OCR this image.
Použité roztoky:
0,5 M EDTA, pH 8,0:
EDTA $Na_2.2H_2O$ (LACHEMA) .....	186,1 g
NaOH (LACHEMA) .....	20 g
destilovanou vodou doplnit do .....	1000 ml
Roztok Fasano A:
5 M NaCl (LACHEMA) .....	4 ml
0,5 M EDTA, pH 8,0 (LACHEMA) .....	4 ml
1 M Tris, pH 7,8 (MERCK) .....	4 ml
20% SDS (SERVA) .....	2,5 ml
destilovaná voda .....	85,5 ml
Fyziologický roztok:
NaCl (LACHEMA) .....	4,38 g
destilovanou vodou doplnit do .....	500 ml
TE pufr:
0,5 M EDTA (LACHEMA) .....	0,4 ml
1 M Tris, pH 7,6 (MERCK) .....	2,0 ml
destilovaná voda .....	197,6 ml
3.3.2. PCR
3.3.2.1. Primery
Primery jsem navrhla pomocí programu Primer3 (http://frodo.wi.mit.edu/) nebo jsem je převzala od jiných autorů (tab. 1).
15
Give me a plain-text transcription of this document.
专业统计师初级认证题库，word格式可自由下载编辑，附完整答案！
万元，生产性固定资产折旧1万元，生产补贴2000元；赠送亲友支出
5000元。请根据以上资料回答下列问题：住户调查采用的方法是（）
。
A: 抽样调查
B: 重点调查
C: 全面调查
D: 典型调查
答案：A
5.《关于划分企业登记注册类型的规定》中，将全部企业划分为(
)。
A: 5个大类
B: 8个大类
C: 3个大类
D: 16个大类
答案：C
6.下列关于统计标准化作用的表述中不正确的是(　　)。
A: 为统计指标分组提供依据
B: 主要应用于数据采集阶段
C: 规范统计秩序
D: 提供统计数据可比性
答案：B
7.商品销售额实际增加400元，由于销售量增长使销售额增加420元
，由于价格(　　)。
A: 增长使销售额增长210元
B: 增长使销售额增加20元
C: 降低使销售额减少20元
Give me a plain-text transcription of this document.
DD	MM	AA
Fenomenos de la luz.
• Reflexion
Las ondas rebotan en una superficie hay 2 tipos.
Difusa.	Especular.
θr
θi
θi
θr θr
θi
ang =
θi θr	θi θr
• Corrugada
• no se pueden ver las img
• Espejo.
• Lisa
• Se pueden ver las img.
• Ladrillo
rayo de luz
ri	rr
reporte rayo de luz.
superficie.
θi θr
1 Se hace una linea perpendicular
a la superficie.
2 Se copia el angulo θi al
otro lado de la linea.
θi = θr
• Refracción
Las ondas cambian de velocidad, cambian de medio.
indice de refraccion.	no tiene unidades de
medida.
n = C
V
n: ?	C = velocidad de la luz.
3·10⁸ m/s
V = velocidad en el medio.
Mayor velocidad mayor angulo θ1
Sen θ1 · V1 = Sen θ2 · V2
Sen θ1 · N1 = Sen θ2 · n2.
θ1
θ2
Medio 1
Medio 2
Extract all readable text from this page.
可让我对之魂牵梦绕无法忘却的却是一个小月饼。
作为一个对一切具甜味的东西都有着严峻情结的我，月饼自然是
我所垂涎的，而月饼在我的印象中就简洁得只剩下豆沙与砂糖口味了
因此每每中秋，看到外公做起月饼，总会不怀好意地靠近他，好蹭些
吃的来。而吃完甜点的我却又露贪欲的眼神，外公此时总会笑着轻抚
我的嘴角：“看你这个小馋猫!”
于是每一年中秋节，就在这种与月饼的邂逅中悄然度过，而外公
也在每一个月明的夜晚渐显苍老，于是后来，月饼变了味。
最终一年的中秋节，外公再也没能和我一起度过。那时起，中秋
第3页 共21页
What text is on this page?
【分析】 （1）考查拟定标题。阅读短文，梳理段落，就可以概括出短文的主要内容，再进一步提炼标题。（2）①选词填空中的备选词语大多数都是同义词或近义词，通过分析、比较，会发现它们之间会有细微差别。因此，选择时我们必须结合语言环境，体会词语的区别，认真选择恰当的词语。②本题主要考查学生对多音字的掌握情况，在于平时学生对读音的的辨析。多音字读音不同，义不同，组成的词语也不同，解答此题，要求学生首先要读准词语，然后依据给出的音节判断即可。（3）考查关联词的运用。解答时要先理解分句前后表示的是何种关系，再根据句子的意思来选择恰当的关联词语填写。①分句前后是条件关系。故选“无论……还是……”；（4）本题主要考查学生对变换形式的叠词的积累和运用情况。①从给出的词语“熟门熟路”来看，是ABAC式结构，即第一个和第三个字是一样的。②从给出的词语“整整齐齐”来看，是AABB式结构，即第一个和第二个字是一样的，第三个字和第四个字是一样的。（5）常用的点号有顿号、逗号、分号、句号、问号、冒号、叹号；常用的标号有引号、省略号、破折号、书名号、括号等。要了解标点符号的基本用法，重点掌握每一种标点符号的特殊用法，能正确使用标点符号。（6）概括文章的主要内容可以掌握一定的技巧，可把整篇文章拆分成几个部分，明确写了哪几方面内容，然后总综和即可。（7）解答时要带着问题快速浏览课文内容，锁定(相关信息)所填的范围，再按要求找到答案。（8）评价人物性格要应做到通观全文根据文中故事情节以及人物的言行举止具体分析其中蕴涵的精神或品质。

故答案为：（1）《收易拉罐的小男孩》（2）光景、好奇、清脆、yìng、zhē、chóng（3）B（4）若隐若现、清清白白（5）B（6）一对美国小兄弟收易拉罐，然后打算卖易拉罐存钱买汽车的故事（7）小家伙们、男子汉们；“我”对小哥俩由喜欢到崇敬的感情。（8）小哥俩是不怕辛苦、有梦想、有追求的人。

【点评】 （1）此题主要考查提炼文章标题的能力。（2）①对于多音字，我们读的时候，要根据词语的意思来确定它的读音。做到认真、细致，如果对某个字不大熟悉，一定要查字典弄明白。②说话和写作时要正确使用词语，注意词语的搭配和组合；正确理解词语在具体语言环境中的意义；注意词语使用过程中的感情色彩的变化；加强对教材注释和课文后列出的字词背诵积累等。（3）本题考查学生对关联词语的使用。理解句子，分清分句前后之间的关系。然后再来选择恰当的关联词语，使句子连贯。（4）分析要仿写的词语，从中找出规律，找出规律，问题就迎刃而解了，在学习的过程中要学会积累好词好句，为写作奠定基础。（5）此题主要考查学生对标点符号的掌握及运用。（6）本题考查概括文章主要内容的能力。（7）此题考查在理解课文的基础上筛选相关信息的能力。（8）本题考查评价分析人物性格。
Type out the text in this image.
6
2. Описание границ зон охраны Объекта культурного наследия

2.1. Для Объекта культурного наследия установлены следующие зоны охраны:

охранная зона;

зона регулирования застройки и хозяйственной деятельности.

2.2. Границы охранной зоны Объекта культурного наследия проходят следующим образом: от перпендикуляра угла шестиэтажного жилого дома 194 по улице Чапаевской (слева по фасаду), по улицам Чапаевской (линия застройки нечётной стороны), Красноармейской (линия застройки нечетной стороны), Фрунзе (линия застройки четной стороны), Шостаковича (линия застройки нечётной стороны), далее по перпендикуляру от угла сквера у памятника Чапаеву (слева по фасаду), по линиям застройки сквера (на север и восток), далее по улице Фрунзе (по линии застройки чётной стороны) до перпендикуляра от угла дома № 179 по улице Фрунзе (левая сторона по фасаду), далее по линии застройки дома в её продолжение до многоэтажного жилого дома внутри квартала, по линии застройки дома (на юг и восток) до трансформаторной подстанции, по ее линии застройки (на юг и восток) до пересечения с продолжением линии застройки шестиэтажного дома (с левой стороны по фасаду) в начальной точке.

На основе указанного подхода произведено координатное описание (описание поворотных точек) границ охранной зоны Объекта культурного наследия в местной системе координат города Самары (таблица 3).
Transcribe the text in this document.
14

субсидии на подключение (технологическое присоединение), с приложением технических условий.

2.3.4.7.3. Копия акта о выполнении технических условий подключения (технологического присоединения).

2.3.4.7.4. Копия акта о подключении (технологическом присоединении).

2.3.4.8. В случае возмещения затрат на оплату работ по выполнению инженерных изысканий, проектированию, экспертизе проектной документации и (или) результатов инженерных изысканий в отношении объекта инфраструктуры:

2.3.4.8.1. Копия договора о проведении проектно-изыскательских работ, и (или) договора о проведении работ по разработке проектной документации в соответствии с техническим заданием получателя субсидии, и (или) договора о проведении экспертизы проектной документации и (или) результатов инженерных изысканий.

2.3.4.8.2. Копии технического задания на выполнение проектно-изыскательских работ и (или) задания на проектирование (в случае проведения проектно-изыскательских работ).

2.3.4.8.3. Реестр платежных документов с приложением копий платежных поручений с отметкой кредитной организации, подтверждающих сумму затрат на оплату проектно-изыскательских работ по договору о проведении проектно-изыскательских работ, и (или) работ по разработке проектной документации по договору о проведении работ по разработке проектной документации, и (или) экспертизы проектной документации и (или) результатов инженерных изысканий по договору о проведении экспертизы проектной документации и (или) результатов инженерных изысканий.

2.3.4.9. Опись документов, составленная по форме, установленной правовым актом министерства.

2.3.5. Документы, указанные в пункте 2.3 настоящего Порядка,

════

▸ **Directive**:
Which lines hold the word "NaCl"? Show each one.

▸ **Solution to the problem**:
5 M NaCl (LACHEMA) .....	4 ml
NaCl (LACHEMA) .....	4,38 g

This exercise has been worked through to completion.